## GIVEN PROBLEM
Below is a listing; copy all of it exactly.

(Records contained in a dataset)
-=-=-

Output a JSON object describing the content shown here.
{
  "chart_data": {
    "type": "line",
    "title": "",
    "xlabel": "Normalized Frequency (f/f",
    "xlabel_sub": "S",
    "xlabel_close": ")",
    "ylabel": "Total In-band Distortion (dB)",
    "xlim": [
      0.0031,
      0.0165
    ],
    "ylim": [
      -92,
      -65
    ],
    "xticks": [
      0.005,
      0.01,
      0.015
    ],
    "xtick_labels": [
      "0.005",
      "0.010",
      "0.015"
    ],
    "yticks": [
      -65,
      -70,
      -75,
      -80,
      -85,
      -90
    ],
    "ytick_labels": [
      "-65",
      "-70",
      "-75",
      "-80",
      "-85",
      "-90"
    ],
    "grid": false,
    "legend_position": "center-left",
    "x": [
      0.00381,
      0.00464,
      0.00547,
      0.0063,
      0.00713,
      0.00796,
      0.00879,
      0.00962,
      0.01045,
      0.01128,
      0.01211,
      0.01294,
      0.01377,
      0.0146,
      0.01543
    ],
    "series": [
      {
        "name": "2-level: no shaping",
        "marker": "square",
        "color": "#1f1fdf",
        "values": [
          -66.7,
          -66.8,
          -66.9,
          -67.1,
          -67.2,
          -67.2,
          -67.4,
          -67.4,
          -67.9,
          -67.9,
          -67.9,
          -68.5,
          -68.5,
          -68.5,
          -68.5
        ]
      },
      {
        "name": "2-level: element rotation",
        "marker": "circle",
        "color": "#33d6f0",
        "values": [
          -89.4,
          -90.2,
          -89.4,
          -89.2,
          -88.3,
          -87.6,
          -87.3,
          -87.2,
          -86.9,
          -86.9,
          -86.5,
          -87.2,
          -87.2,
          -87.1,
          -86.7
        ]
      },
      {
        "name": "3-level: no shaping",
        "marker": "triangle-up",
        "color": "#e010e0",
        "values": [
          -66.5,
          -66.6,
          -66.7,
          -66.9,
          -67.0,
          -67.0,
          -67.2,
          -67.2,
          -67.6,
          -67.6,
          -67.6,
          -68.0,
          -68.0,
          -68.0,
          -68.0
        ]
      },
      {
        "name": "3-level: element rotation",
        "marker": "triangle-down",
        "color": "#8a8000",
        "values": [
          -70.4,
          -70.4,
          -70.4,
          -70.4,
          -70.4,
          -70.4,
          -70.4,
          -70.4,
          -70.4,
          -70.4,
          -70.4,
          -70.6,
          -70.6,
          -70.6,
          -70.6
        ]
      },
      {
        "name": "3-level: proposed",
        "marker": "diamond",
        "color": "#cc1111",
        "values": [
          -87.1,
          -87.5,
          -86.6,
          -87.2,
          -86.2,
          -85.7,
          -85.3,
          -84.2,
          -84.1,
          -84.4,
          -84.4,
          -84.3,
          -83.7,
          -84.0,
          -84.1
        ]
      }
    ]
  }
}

-=-=-

## THE RESULT
Output a JSON object describing the content shown here.
{
  "chart_data": {
    "type": "line",
    "title": "",
    "xlabel": "Normalized Frequency (f/f",
    "xlabel_sub": "S",
    "xlabel_close": ")",
    "ylabel": "Total In-band Distortion (dB)",
    "xlim": [
      0.0031,
      0.0165
    ],
    "ylim": [
      -92,
      -65
    ],
    "xticks": [
      0.005,
      0.01,
      0.015
    ],
    "xtick_labels": [
      "0.005",
      "0.010",
      "0.015"
    ],
    "yticks": [
      -65,
      -70,
      -75,
      -80,
      -85,
      -90
    ],
    "ytick_labels": [
      "-65",
      "-70",
      "-75",
      "-80",
      "-85",
      "-90"
    ],
    "grid": false,
    "legend_position": "center-left",
    "x": [
      0.00381,
      0.00464,
      0.00547,
      0.0063,
      0.00713,
      0.00796,
      0.00879,
      0.00962,
      0.01045,
      0.01128,
      0.01211,
      0.01294,
      0.01377,
      0.0146,
      0.01543
    ],
    "series": [
      {
        "name": "2-level: no shaping",
        "marker": "square",
        "color": "#1f1fdf",
        "values": [
          -66.7,
          -66.8,
          -66.9,
          -67.1,
          -67.2,
          -67.2,
          -67.4,
          -67.4,
          -67.9,
          -67.9,
          -67.9,
          -68.5,
          -68.5,
          -68.5,
          -68.5
        ]
      },
      {
        "name": "2-level: element rotation",
        "marker": "circle",
        "color": "#33d6f0",
        "values": [
          -89.4,
          -90.2,
          -89.4,
          -89.2,
          -88.3,
          -87.6,
          -87.3,
          -87.2,
          -86.9,
          -86.9,
          -86.5,
          -87.2,
          -87.2,
          -87.1,
          -86.7
        ]
      },
      {
        "name": "3-level: no shaping",
        "marker": "triangle-up",
        "color": "#e010e0",
        "values": [
          -66.5,
          -66.6,
          -66.7,
          -66.9,
          -67.0,
          -67.0,
          -67.2,
          -67.2,
          -67.6,
          -67.6,
          -67.6,
          -68.0,
          -68.0,
          -68.0,
          -68.0
        ]
      },
      {
        "name": "3-level: element rotation",
        "marker": "triangle-down",
        "color": "#8a8000",
        "values": [
          -70.4,
          -70.4,
          -70.4,
          -70.4,
          -70.4,
          -70.4,
          -70.4,
          -70.4,
          -70.4,
          -70.4,
          -70.4,
          -70.6,
          -70.6,
          -70.6,
          -70.6
        ]
      },
      {
        "name": "3-level: proposed",
        "marker": "diamond",
        "color": "#cc1111",
        "values": [
          -87.1,
          -87.5,
          -86.6,
          -87.2,
          -86.2,
          -85.7,
          -85.3,
          -84.2,
          -84.1,
          -84.4,
          -84.4,
          -84.3,
          -83.7,
          -84.0,
          -84.1
        ]
      }
    ]
  }
}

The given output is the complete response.